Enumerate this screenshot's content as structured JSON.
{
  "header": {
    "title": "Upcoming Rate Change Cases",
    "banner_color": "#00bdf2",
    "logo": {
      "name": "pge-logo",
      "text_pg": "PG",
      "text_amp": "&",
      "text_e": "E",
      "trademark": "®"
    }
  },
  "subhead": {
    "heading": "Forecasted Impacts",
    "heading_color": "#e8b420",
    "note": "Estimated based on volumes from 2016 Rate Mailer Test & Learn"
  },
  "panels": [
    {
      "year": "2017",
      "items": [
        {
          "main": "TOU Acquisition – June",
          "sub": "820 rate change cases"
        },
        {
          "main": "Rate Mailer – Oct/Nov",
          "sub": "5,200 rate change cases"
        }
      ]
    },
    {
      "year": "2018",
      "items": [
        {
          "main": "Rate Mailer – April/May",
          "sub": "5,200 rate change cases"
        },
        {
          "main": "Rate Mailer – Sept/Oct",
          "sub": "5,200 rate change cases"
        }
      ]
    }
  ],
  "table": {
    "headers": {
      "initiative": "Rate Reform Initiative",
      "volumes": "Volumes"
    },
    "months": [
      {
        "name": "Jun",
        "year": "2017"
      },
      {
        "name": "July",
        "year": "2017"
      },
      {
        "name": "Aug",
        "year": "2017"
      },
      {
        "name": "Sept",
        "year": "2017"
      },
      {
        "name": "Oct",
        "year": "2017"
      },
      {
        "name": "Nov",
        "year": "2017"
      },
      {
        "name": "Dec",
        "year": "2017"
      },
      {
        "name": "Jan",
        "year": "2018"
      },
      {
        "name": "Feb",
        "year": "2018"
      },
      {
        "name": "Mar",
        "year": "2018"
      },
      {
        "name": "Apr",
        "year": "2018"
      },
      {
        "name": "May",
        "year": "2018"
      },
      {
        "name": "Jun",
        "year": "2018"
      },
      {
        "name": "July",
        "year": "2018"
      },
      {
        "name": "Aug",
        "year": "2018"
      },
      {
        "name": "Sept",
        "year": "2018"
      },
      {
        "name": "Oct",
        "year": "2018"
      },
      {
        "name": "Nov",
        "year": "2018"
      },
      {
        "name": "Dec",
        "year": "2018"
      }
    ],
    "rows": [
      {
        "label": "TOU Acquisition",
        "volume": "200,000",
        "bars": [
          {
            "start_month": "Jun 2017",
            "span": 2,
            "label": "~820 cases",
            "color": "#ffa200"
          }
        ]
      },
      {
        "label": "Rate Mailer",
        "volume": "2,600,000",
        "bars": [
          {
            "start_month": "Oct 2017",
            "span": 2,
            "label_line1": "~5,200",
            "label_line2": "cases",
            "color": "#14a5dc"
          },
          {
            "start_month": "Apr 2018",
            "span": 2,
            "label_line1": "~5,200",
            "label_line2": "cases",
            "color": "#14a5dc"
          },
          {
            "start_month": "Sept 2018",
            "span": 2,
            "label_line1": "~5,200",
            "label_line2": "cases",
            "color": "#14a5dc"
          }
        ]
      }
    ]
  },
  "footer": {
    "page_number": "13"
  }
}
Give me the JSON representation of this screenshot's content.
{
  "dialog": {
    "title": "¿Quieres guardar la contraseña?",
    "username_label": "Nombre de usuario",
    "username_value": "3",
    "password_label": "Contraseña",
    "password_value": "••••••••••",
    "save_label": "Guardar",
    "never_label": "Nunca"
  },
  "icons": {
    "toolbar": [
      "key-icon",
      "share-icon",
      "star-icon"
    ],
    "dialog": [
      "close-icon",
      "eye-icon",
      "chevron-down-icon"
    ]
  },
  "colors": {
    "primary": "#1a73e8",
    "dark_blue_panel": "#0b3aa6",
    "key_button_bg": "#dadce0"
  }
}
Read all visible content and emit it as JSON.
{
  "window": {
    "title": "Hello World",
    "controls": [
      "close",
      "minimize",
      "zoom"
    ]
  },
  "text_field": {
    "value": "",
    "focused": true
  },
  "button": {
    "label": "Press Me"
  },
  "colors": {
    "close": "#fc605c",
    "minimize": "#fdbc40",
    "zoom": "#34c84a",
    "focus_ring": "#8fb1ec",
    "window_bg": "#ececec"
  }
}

Exercise objective> Return all of the entries word for word.

Task solution>
Enumerate this screenshot's content as structured JSON.
{
  "header": {
    "title": "Upcoming Rate Change Cases",
    "banner_color": "#00bdf2",
    "logo": {
      "name": "pge-logo",
      "text_pg": "PG",
      "text_amp": "&",
      "text_e": "E",
      "trademark": "®"
    }
  },
  "subhead": {
    "heading": "Forecasted Impacts",
    "heading_color": "#e8b420",
    "note": "Estimated based on volumes from 2016 Rate Mailer Test & Learn"
  },
  "panels": [
    {
      "year": "2017",
      "items": [
        {
          "main": "TOU Acquisition – June",
          "sub": "820 rate change cases"
        },
        {
          "main": "Rate Mailer – Oct/Nov",
          "sub": "5,200 rate change cases"
        }
      ]
    },
    {
      "year": "2018",
      "items": [
        {
          "main": "Rate Mailer – April/May",
          "sub": "5,200 rate change cases"
        },
        {
          "main": "Rate Mailer – Sept/Oct",
          "sub": "5,200 rate change cases"
        }
      ]
    }
  ],
  "table": {
    "headers": {
      "initiative": "Rate Reform Initiative",
      "volumes": "Volumes"
    },
    "months": [
      {
        "name": "Jun",
        "year": "2017"
      },
      {
        "name": "July",
        "year": "2017"
      },
      {
        "name": "Aug",
        "year": "2017"
      },
      {
        "name": "Sept",
        "year": "2017"
      },
      {
        "name": "Oct",
        "year": "2017"
      },
      {
        "name": "Nov",
        "year": "2017"
      },
      {
        "name": "Dec",
        "year": "2017"
      },
      {
        "name": "Jan",
        "year": "2018"
      },
      {
        "name": "Feb",
        "year": "2018"
      },
      {
        "name": "Mar",
        "year": "2018"
      },
      {
        "name": "Apr",
        "year": "2018"
      },
      {
        "name": "May",
        "year": "2018"
      },
      {
        "name": "Jun",
        "year": "2018"
      },
      {
        "name": "July",
        "year": "2018"
      },
      {
        "name": "Aug",
        "year": "2018"
      },
      {
        "name": "Sept",
        "year": "2018"
      },
      {
        "name": "Oct",
        "year": "2018"
      },
      {
        "name": "Nov",
        "year": "2018"
      },
      {
        "name": "Dec",
        "year": "2018"
      }
    ],
    "rows": [
      {
        "label": "TOU Acquisition",
        "volume": "200,000",
        "bars": [
          {
            "start_month": "Jun 2017",
            "span": 2,
            "label": "~820 cases",
            "color": "#ffa200"
          }
        ]
      },
      {
        "label": "Rate Mailer",
        "volume": "2,600,000",
        "bars": [
          {
            "start_month": "Oct 2017",
            "span": 2,
            "label_line1": "~5,200",
            "label_line2": "cases",
            "color": "#14a5dc"
          },
          {
            "start_month": "Apr 2018",
            "span": 2,
            "label_line1": "~5,200",
            "label_line2": "cases",
            "color": "#14a5dc"
          },
          {
            "start_month": "Sept 2018",
            "span": 2,
            "label_line1": "~5,200",
            "label_line2": "cases",
            "color": "#14a5dc"
          }
        ]
      }
    ]
  },
  "footer": {
    "page_number": "13"
  }
}
Give me the JSON representation of this screenshot's content.
{
  "dialog": {
    "title": "¿Quieres guardar la contraseña?",
    "username_label": "Nombre de usuario",
    "username_value": "3",
    "password_label": "Contraseña",
    "password_value": "••••••••••",
    "save_label": "Guardar",
    "never_label": "Nunca"
  },
  "icons": {
    "toolbar": [
      "key-icon",
      "share-icon",
      "star-icon"
    ],
    "dialog": [
      "close-icon",
      "eye-icon",
      "chevron-down-icon"
    ]
  },
  "colors": {
    "primary": "#1a73e8",
    "dark_blue_panel": "#0b3aa6",
    "key_button_bg": "#dadce0"
  }
}
Read all visible content and emit it as JSON.
{
  "window": {
    "title": "Hello World",
    "controls": [
      "close",
      "minimize",
      "zoom"
    ]
  },
  "text_field": {
    "value": "",
    "focused": true
  },
  "button": {
    "label": "Press Me"
  },
  "colors": {
    "close": "#fc605c",
    "minimize": "#fdbc40",
    "zoom": "#34c84a",
    "focus_ring": "#8fb1ec",
    "window_bg": "#ececec"
  }
}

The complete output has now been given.